● Directions for this task
Repeat the records below exactly as they appear.

● Dataset records

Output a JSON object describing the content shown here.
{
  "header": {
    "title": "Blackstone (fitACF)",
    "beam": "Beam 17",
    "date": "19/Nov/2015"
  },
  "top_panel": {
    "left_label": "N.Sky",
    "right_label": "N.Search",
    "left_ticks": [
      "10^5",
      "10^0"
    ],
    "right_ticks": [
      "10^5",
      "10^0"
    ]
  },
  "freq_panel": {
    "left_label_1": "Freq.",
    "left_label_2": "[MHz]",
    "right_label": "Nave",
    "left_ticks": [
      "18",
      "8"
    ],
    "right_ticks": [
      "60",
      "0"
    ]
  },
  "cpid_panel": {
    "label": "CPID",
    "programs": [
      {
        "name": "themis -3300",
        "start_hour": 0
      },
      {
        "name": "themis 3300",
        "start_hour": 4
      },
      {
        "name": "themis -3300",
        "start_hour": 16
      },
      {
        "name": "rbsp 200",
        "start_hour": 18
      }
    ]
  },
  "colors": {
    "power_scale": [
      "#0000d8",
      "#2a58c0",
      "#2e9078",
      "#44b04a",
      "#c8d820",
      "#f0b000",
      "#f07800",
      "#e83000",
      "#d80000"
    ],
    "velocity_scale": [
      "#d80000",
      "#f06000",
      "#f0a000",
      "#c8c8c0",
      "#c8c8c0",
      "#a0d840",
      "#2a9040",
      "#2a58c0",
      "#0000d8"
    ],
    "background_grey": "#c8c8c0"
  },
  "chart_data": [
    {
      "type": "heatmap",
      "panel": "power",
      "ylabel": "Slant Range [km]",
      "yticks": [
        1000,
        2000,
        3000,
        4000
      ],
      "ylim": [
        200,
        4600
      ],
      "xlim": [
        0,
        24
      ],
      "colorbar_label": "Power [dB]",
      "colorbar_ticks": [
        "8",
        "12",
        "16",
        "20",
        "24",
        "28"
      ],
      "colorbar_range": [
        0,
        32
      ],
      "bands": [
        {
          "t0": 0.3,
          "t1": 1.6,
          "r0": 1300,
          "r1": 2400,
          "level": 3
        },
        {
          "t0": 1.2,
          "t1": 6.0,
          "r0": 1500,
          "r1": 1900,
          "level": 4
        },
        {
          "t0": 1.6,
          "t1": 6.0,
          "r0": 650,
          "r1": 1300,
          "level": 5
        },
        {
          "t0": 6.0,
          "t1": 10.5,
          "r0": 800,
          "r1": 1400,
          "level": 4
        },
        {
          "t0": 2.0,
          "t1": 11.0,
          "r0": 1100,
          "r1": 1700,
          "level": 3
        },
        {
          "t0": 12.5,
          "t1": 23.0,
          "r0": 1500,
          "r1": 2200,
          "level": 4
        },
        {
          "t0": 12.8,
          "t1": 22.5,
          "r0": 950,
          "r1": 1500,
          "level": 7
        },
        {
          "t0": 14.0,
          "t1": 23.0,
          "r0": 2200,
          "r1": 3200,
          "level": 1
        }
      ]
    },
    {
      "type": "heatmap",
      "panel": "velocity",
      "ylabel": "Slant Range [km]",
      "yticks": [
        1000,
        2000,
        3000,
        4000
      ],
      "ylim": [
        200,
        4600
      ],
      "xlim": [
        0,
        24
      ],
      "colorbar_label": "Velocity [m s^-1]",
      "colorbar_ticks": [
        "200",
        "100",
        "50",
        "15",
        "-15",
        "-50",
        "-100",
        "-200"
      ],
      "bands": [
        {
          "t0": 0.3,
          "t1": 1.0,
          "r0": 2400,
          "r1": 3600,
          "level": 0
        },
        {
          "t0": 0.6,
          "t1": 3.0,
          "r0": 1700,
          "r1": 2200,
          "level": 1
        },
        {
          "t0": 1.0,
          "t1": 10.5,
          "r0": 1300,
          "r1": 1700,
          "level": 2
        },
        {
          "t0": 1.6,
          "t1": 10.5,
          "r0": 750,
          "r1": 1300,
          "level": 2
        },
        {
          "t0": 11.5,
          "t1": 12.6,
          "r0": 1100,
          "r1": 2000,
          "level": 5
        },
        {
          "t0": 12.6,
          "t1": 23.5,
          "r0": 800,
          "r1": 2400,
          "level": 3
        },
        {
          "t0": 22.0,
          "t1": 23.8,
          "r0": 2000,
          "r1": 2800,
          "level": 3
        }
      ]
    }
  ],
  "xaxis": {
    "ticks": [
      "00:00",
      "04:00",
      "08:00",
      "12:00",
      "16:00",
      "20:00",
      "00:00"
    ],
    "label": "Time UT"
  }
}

● Answer
Output a JSON object describing the content shown here.
{
  "header": {
    "title": "Blackstone (fitACF)",
    "beam": "Beam 17",
    "date": "19/Nov/2015"
  },
  "top_panel": {
    "left_label": "N.Sky",
    "right_label": "N.Search",
    "left_ticks": [
      "10^5",
      "10^0"
    ],
    "right_ticks": [
      "10^5",
      "10^0"
    ]
  },
  "freq_panel": {
    "left_label_1": "Freq.",
    "left_label_2": "[MHz]",
    "right_label": "Nave",
    "left_ticks": [
      "18",
      "8"
    ],
    "right_ticks": [
      "60",
      "0"
    ]
  },
  "cpid_panel": {
    "label": "CPID",
    "programs": [
      {
        "name": "themis -3300",
        "start_hour": 0
      },
      {
        "name": "themis 3300",
        "start_hour": 4
      },
      {
        "name": "themis -3300",
        "start_hour": 16
      },
      {
        "name": "rbsp 200",
        "start_hour": 18
      }
    ]
  },
  "colors": {
    "power_scale": [
      "#0000d8",
      "#2a58c0",
      "#2e9078",
      "#44b04a",
      "#c8d820",
      "#f0b000",
      "#f07800",
      "#e83000",
      "#d80000"
    ],
    "velocity_scale": [
      "#d80000",
      "#f06000",
      "#f0a000",
      "#c8c8c0",
      "#c8c8c0",
      "#a0d840",
      "#2a9040",
      "#2a58c0",
      "#0000d8"
    ],
    "background_grey": "#c8c8c0"
  },
  "chart_data": [
    {
      "type": "heatmap",
      "panel": "power",
      "ylabel": "Slant Range [km]",
      "yticks": [
        1000,
        2000,
        3000,
        4000
      ],
      "ylim": [
        200,
        4600
      ],
      "xlim": [
        0,
        24
      ],
      "colorbar_label": "Power [dB]",
      "colorbar_ticks": [
        "8",
        "12",
        "16",
        "20",
        "24",
        "28"
      ],
      "colorbar_range": [
        0,
        32
      ],
      "bands": [
        {
          "t0": 0.3,
          "t1": 1.6,
          "r0": 1300,
          "r1": 2400,
          "level": 3
        },
        {
          "t0": 1.2,
          "t1": 6.0,
          "r0": 1500,
          "r1": 1900,
          "level": 4
        },
        {
          "t0": 1.6,
          "t1": 6.0,
          "r0": 650,
          "r1": 1300,
          "level": 5
        },
        {
          "t0": 6.0,
          "t1": 10.5,
          "r0": 800,
          "r1": 1400,
          "level": 4
        },
        {
          "t0": 2.0,
          "t1": 11.0,
          "r0": 1100,
          "r1": 1700,
          "level": 3
        },
        {
          "t0": 12.5,
          "t1": 23.0,
          "r0": 1500,
          "r1": 2200,
          "level": 4
        },
        {
          "t0": 12.8,
          "t1": 22.5,
          "r0": 950,
          "r1": 1500,
          "level": 7
        },
        {
          "t0": 14.0,
          "t1": 23.0,
          "r0": 2200,
          "r1": 3200,
          "level": 1
        }
      ]
    },
    {
      "type": "heatmap",
      "panel": "velocity",
      "ylabel": "Slant Range [km]",
      "yticks": [
        1000,
        2000,
        3000,
        4000
      ],
      "ylim": [
        200,
        4600
      ],
      "xlim": [
        0,
        24
      ],
      "colorbar_label": "Velocity [m s^-1]",
      "colorbar_ticks": [
        "200",
        "100",
        "50",
        "15",
        "-15",
        "-50",
        "-100",
        "-200"
      ],
      "bands": [
        {
          "t0": 0.3,
          "t1": 1.0,
          "r0": 2400,
          "r1": 3600,
          "level": 0
        },
        {
          "t0": 0.6,
          "t1": 3.0,
          "r0": 1700,
          "r1": 2200,
          "level": 1
        },
        {
          "t0": 1.0,
          "t1": 10.5,
          "r0": 1300,
          "r1": 1700,
          "level": 2
        },
        {
          "t0": 1.6,
          "t1": 10.5,
          "r0": 750,
          "r1": 1300,
          "level": 2
        },
        {
          "t0": 11.5,
          "t1": 12.6,
          "r0": 1100,
          "r1": 2000,
          "level": 5
        },
        {
          "t0": 12.6,
          "t1": 23.5,
          "r0": 800,
          "r1": 2400,
          "level": 3
        },
        {
          "t0": 22.0,
          "t1": 23.8,
          "r0": 2000,
          "r1": 2800,
          "level": 3
        }
      ]
    }
  ],
  "xaxis": {
    "ticks": [
      "00:00",
      "04:00",
      "08:00",
      "12:00",
      "16:00",
      "20:00",
      "00:00"
    ],
    "label": "Time UT"
  }
}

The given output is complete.